> [To do]: Some lines in the records below may hold the word "Social"; give the number of those lines and nothing else.

> [Supplied data]:
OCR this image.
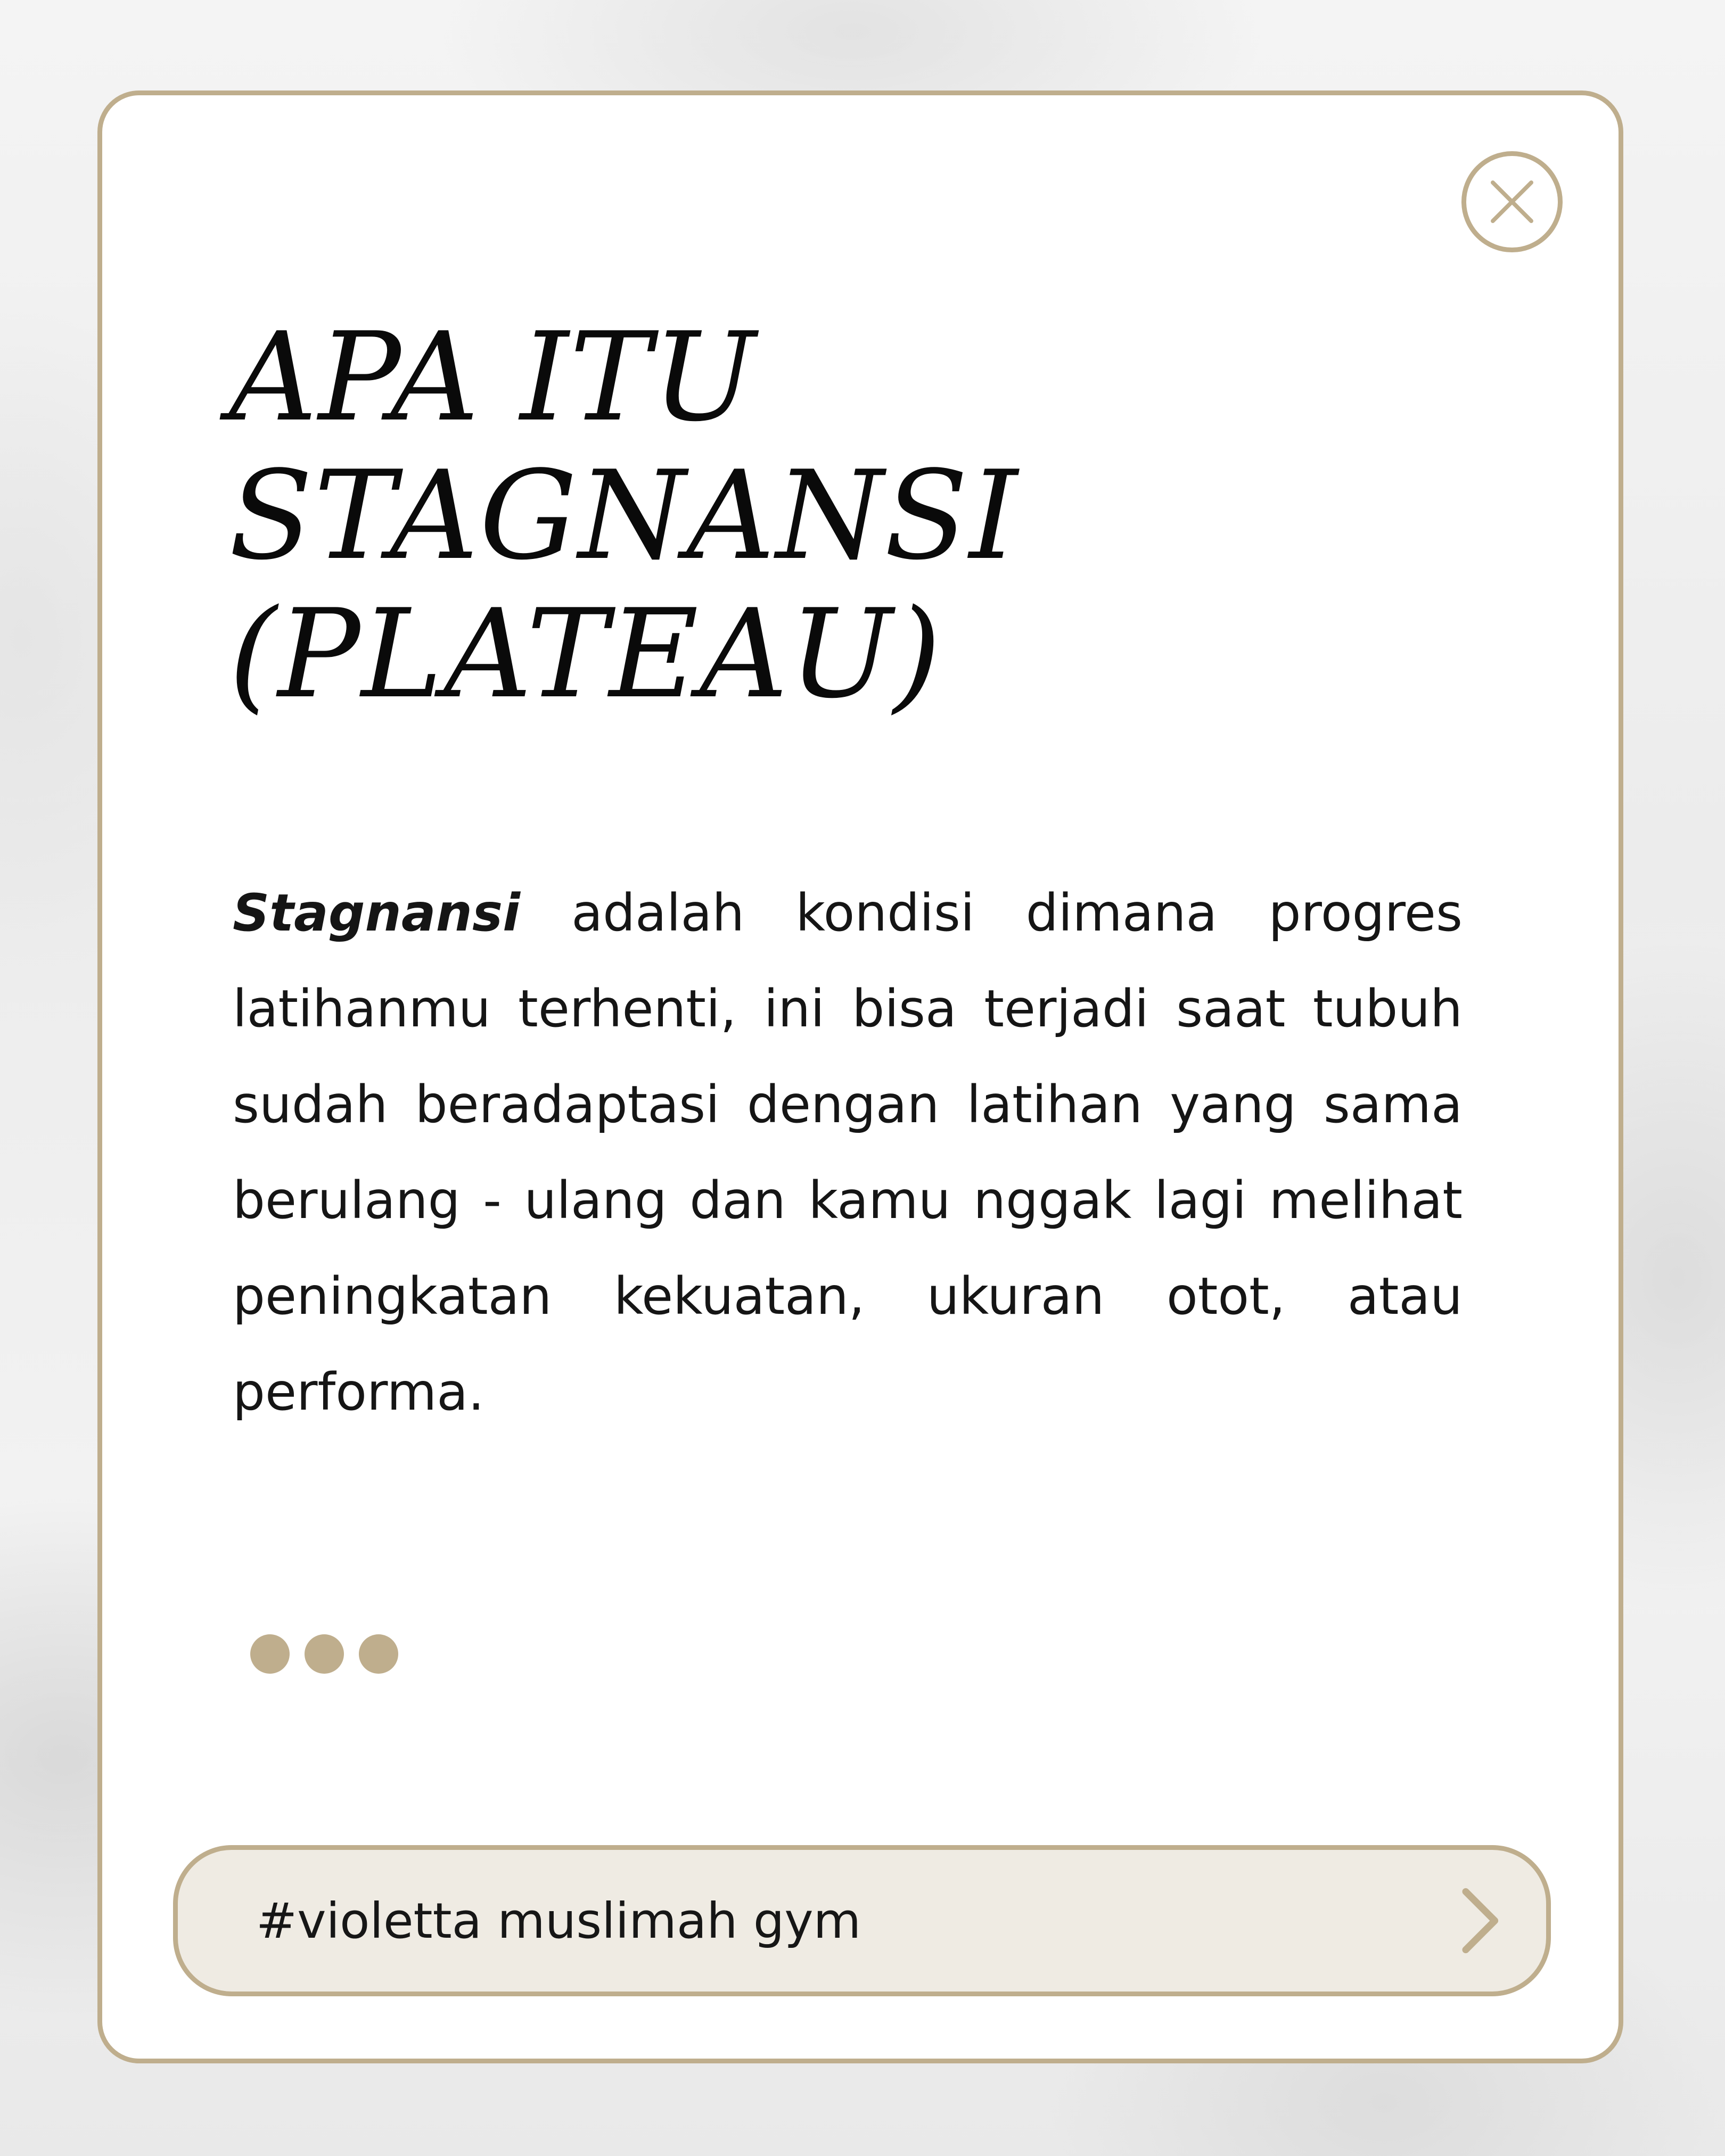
APA ITU
STAGNANSI
(PLATEAU)

Stagnansi adalah kondisi dimana progres latihanmu terhenti, ini bisa terjadi saat tubuh sudah beradaptasi dengan latihan yang sama berulang - ulang dan kamu nggak lagi melihat peningkatan kekuatan, ukuran otot, atau performa.

#violetta muslimah gym
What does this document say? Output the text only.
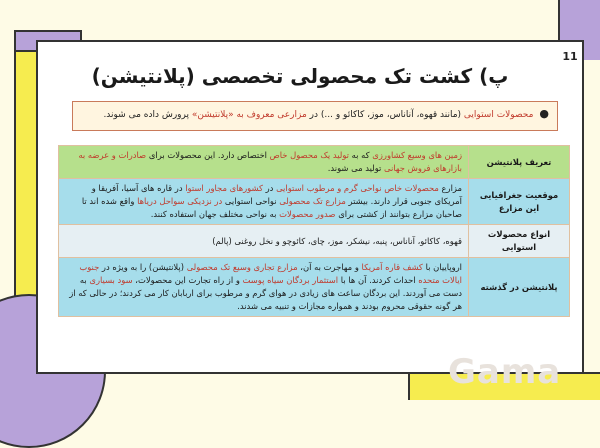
11
پ) کشت تک محصولی تخصصی (پلانتیشن)
●محصولات استوایی (مانند قهوه، آناناس، موز، کاکائو و ...) در مزارعی معروف به «پلانتیشن» پرورش داده می شوند.
تعریف پلانتیشن	زمین های وسیع کشاورزی که به تولید یک محصول خاص اختصاص دارد. این محصولات برای صادرات و عرضه به بازارهای فروش جهانی تولید می شوند.
موقعیت جغرافیایی این مزارع	مزارع محصولات خاص نواحی گرم و مرطوب استوایی در کشورهای مجاور استوا در قاره های آسیا، آفریقا و آمریکای جنوبی قرار دارند. بیشتر مزارع تک محصولی نواحی استوایی در نزدیکی سواحل دریاها واقع شده اند تا صاحبان مزارع بتوانند از کشتی برای صدور محصولات به نواحی مختلف جهان استفاده کنند.
انواع محصولات استوایی	قهوه، کاکائو، آناناس، پنبه، نیشکر، موز، چای، کائوچو و نخل روغنی (پالم)
پلانتیشن در گذشته	اروپاییان با کشف قاره آمریکا و مهاجرت به آن، مزارع تجاری وسیع تک محصولی (پلانتیشن) را به ویژه در جنوب ایالات متحده احداث کردند. آن ها با استثمار بردگان سیاه پوست و از راه تجارت این محصولات، سود بسیاری به دست می آوردند. این بردگان ساعت های زیادی در هوای گرم و مرطوب برای اربابان کار می کردند؛ در حالی که از هر گونه حقوقی محروم بودند و همواره مجازات و تنبیه می شدند.
Gama
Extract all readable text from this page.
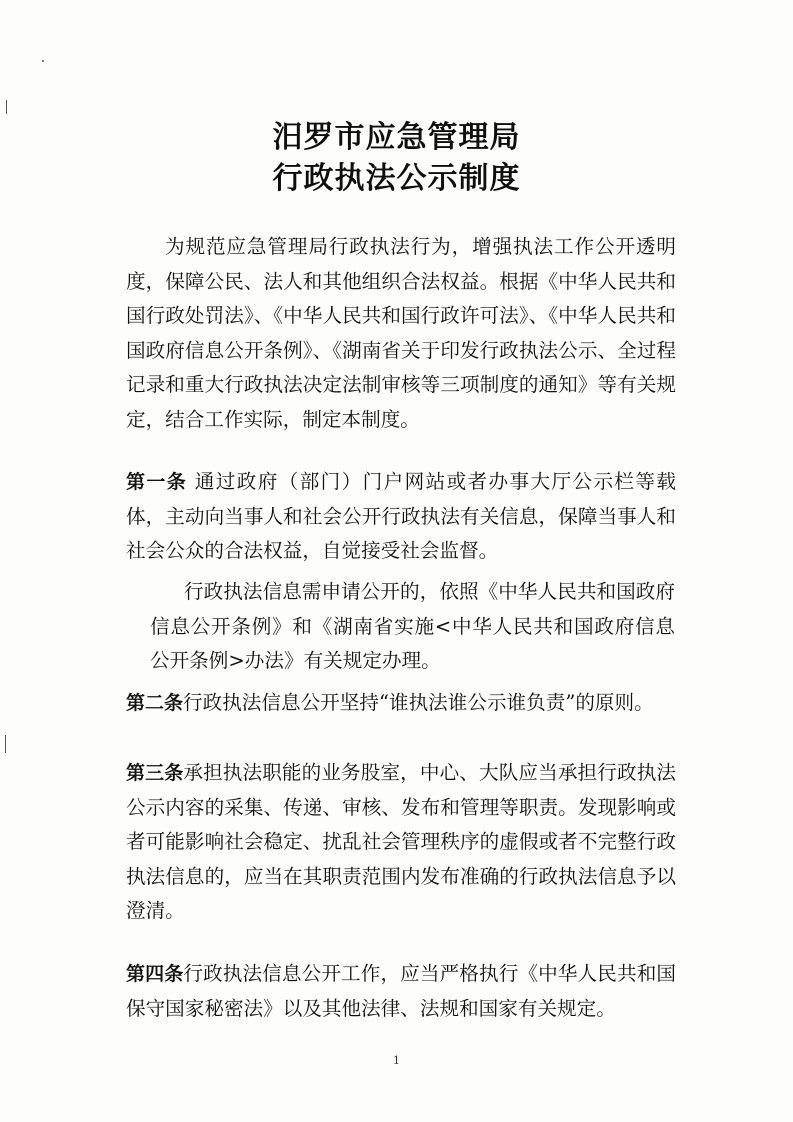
汨罗市应急管理局
行政执法公示制度
为规范应急管理局行政执法行为，增强执法工作公开透明度，保障公民、法人和其他组织合法权益。根据《中华人民共和国行政处罚法》、《中华人民共和国行政许可法》、《中华人民共和国政府信息公开条例》、《湖南省关于印发行政执法公示、全过程记录和重大行政执法决定法制审核等三项制度的通知》等有关规定，结合工作实际，制定本制度。
第一条 通过政府（部门）门户网站或者办事大厅公示栏等载体，主动向当事人和社会公开行政执法有关信息，保障当事人和社会公众的合法权益，自觉接受社会监督。
行政执法信息需申请公开的，依照《中华人民共和国政府信息公开条例》和《湖南省实施<中华人民共和国政府信息公开条例>办法》有关规定办理。
第二条行政执法信息公开坚持“谁执法谁公示谁负责”的原则。
第三条承担执法职能的业务股室，中心、大队应当承担行政执法公示内容的采集、传递、审核、发布和管理等职责。发现影响或者可能影响社会稳定、扰乱社会管理秩序的虚假或者不完整行政执法信息的，应当在其职责范围内发布准确的行政执法信息予以澄清。
第四条行政执法信息公开工作，应当严格执行《中华人民共和国保守国家秘密法》以及其他法律、法规和国家有关规定。
1
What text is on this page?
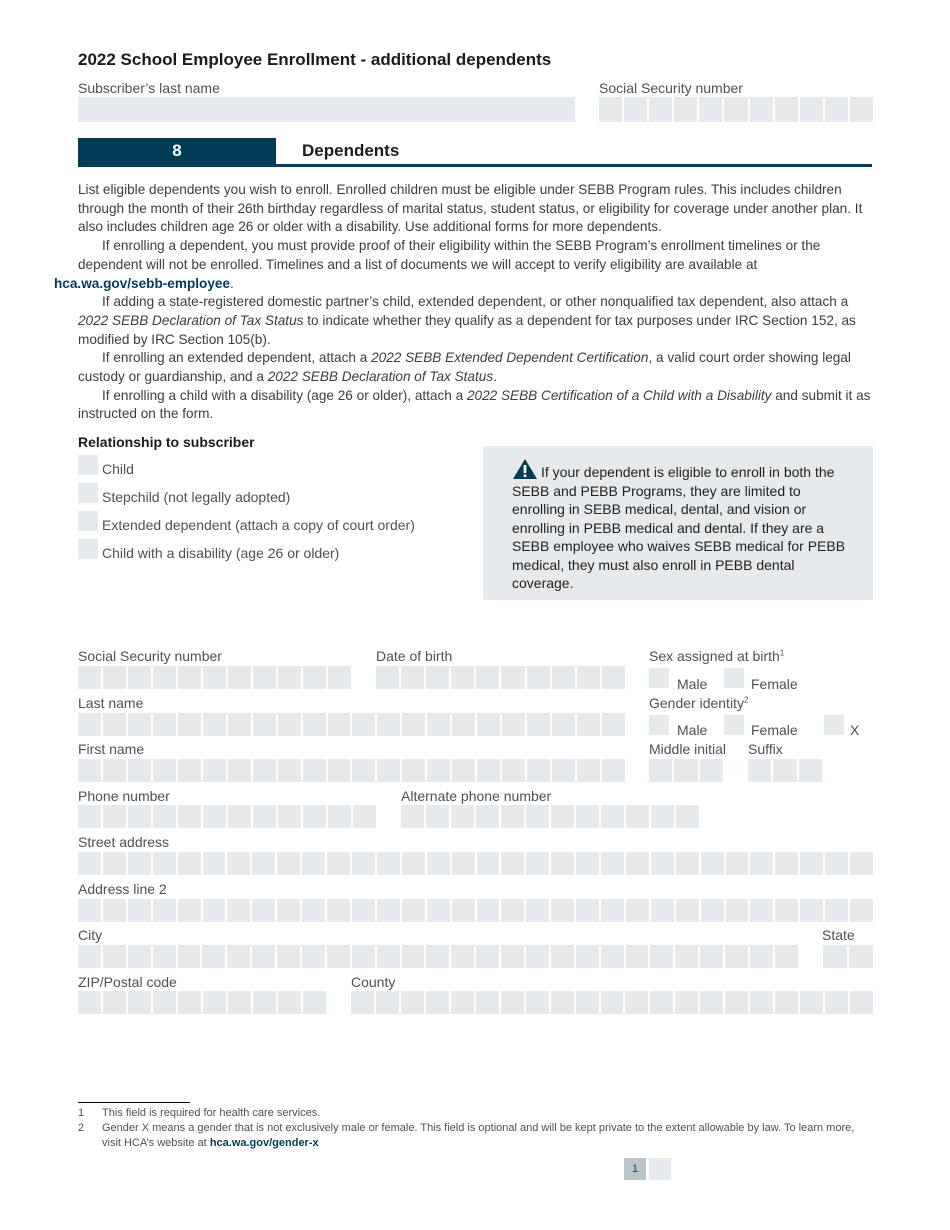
2022 School Employee Enrollment - additional dependents
Subscriber’s last name	Social Security number
8	Dependents

List eligible dependents you wish to enroll. Enrolled children must be eligible under SEBB Program rules. This includes children through the month of their 26th birthday regardless of marital status, student status, or eligibility for coverage under another plan. It also includes children age 26 or older with a disability. Use additional forms for more dependents.

If enrolling a dependent, you must provide proof of their eligibility within the SEBB Program’s enrollment timelines or the dependent will not be enrolled. Timelines and a list of documents we will accept to verify eligibility are available at
hca.wa.gov/sebb-employee.

If adding a state-registered domestic partner’s child, extended dependent, or other nonqualified tax dependent, also attach a 2022 SEBB Declaration of Tax Status to indicate whether they qualify as a dependent for tax purposes under IRC Section 152, as modified by IRC Section 105(b).

If enrolling an extended dependent, attach a 2022 SEBB Extended Dependent Certification, a valid court order showing legal custody or guardianship, and a 2022 SEBB Declaration of Tax Status.

If enrolling a child with a disability (age 26 or older), attach a 2022 SEBB Certification of a Child with a Disability and submit it as instructed on the form.

Relationship to subscriber
Child
Stepchild (not legally adopted)
Extended dependent (attach a copy of court order)
Child with a disability (age 26 or older)
If your dependent is eligible to enroll in both the SEBB and PEBB Programs, they are limited to enrolling in SEBB medical, dental, and vision or enrolling in PEBB medical and dental. If they are a SEBB employee who waives SEBB medical for PEBB medical, they must also enroll in PEBB dental coverage.
Social Security number	Date of birth	Sex assigned at birth$^1$
Male	Female
Last name	Gender identity$^2$
Male	Female	X
First name	Middle initial Suffix
Phone number	Alternate phone number
Street address
Address line 2
City	State
ZIP/Postal code	County
1 This field is required for health care services.
2 Gender X means a gender that is not exclusively male or female. This field is optional and will be kept private to the extent allowable by law. To learn more, visit HCA’s website at hca.wa.gov/gender-x
1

> [Exercise result]: 2